-- Begin --

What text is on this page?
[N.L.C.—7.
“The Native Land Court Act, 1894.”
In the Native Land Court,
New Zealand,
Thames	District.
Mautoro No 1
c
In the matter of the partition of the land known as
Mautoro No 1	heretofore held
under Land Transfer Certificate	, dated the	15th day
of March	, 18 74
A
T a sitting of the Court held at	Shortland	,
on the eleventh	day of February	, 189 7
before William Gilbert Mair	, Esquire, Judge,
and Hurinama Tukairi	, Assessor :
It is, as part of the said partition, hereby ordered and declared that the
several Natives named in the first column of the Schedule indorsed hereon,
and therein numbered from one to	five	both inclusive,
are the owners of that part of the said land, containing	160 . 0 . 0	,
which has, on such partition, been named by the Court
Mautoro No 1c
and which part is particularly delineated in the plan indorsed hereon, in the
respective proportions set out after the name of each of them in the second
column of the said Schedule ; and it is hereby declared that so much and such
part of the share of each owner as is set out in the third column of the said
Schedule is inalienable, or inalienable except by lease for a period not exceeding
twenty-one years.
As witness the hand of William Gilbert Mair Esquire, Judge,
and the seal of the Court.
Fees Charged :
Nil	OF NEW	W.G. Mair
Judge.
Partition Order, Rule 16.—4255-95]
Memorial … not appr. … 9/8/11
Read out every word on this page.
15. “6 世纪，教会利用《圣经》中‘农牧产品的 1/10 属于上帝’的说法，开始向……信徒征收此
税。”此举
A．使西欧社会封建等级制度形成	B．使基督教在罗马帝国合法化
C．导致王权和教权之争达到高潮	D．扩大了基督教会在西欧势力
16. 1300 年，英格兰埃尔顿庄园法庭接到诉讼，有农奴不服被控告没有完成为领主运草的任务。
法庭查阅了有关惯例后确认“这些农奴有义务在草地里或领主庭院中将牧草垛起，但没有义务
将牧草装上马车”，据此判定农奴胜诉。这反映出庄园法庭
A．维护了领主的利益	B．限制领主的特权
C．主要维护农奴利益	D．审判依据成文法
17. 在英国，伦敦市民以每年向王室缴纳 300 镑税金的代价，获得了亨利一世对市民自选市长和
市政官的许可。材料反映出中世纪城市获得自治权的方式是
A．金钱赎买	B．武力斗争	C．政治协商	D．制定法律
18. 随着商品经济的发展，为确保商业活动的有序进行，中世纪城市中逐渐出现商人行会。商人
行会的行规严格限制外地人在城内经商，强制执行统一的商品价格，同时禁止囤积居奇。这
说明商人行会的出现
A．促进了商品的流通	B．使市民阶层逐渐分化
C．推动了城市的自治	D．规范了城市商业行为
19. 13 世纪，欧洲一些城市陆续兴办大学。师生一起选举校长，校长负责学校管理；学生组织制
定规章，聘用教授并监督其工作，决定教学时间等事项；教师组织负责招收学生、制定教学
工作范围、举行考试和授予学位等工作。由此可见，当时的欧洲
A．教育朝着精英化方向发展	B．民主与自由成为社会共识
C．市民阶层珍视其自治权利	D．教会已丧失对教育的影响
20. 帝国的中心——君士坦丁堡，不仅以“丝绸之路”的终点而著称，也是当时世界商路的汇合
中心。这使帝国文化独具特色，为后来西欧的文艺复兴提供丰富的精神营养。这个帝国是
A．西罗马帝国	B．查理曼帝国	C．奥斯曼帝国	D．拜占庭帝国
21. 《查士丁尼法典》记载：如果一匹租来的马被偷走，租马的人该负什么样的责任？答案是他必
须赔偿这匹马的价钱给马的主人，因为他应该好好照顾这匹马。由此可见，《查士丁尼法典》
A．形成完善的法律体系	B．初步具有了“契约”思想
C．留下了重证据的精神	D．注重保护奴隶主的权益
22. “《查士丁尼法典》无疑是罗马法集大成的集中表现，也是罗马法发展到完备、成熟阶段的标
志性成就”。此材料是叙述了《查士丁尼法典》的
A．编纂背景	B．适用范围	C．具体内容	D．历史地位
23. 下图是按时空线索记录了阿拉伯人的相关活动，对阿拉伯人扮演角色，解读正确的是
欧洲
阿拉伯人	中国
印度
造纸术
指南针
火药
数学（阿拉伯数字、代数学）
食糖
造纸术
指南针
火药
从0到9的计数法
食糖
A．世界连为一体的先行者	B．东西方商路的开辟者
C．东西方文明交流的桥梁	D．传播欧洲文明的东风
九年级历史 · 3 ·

-- End --

* Task prompt *
Transcribe every entry word for word.

* Written solution *
What text is on this page?
[N.L.C.—7.
“The Native Land Court Act, 1894.”
In the Native Land Court,
New Zealand,
Thames	District.
Mautoro No 1
c
In the matter of the partition of the land known as
Mautoro No 1	heretofore held
under Land Transfer Certificate	, dated the	15th day
of March	, 18 74
A
T a sitting of the Court held at	Shortland	,
on the eleventh	day of February	, 189 7
before William Gilbert Mair	, Esquire, Judge,
and Hurinama Tukairi	, Assessor :
It is, as part of the said partition, hereby ordered and declared that the
several Natives named in the first column of the Schedule indorsed hereon,
and therein numbered from one to	five	both inclusive,
are the owners of that part of the said land, containing	160 . 0 . 0	,
which has, on such partition, been named by the Court
Mautoro No 1c
and which part is particularly delineated in the plan indorsed hereon, in the
respective proportions set out after the name of each of them in the second
column of the said Schedule ; and it is hereby declared that so much and such
part of the share of each owner as is set out in the third column of the said
Schedule is inalienable, or inalienable except by lease for a period not exceeding
twenty-one years.
As witness the hand of William Gilbert Mair Esquire, Judge,
and the seal of the Court.
Fees Charged :
Nil	OF NEW	W.G. Mair
Judge.
Partition Order, Rule 16.—4255-95]
Memorial … not appr. … 9/8/11
Read out every word on this page.
15. “6 世纪，教会利用《圣经》中‘农牧产品的 1/10 属于上帝’的说法，开始向……信徒征收此
税。”此举
A．使西欧社会封建等级制度形成	B．使基督教在罗马帝国合法化
C．导致王权和教权之争达到高潮	D．扩大了基督教会在西欧势力
16. 1300 年，英格兰埃尔顿庄园法庭接到诉讼，有农奴不服被控告没有完成为领主运草的任务。
法庭查阅了有关惯例后确认“这些农奴有义务在草地里或领主庭院中将牧草垛起，但没有义务
将牧草装上马车”，据此判定农奴胜诉。这反映出庄园法庭
A．维护了领主的利益	B．限制领主的特权
C．主要维护农奴利益	D．审判依据成文法
17. 在英国，伦敦市民以每年向王室缴纳 300 镑税金的代价，获得了亨利一世对市民自选市长和
市政官的许可。材料反映出中世纪城市获得自治权的方式是
A．金钱赎买	B．武力斗争	C．政治协商	D．制定法律
18. 随着商品经济的发展，为确保商业活动的有序进行，中世纪城市中逐渐出现商人行会。商人
行会的行规严格限制外地人在城内经商，强制执行统一的商品价格，同时禁止囤积居奇。这
说明商人行会的出现
A．促进了商品的流通	B．使市民阶层逐渐分化
C．推动了城市的自治	D．规范了城市商业行为
19. 13 世纪，欧洲一些城市陆续兴办大学。师生一起选举校长，校长负责学校管理；学生组织制
定规章，聘用教授并监督其工作，决定教学时间等事项；教师组织负责招收学生、制定教学
工作范围、举行考试和授予学位等工作。由此可见，当时的欧洲
A．教育朝着精英化方向发展	B．民主与自由成为社会共识
C．市民阶层珍视其自治权利	D．教会已丧失对教育的影响
20. 帝国的中心——君士坦丁堡，不仅以“丝绸之路”的终点而著称，也是当时世界商路的汇合
中心。这使帝国文化独具特色，为后来西欧的文艺复兴提供丰富的精神营养。这个帝国是
A．西罗马帝国	B．查理曼帝国	C．奥斯曼帝国	D．拜占庭帝国
21. 《查士丁尼法典》记载：如果一匹租来的马被偷走，租马的人该负什么样的责任？答案是他必
须赔偿这匹马的价钱给马的主人，因为他应该好好照顾这匹马。由此可见，《查士丁尼法典》
A．形成完善的法律体系	B．初步具有了“契约”思想
C．留下了重证据的精神	D．注重保护奴隶主的权益
22. “《查士丁尼法典》无疑是罗马法集大成的集中表现，也是罗马法发展到完备、成熟阶段的标
志性成就”。此材料是叙述了《查士丁尼法典》的
A．编纂背景	B．适用范围	C．具体内容	D．历史地位
23. 下图是按时空线索记录了阿拉伯人的相关活动，对阿拉伯人扮演角色，解读正确的是
欧洲
阿拉伯人	中国
印度
造纸术
指南针
火药
数学（阿拉伯数字、代数学）
食糖
造纸术
指南针
火药
从0到9的计数法
食糖
A．世界连为一体的先行者	B．东西方商路的开辟者
C．东西方文明交流的桥梁	D．传播欧洲文明的东风
九年级历史 · 3 ·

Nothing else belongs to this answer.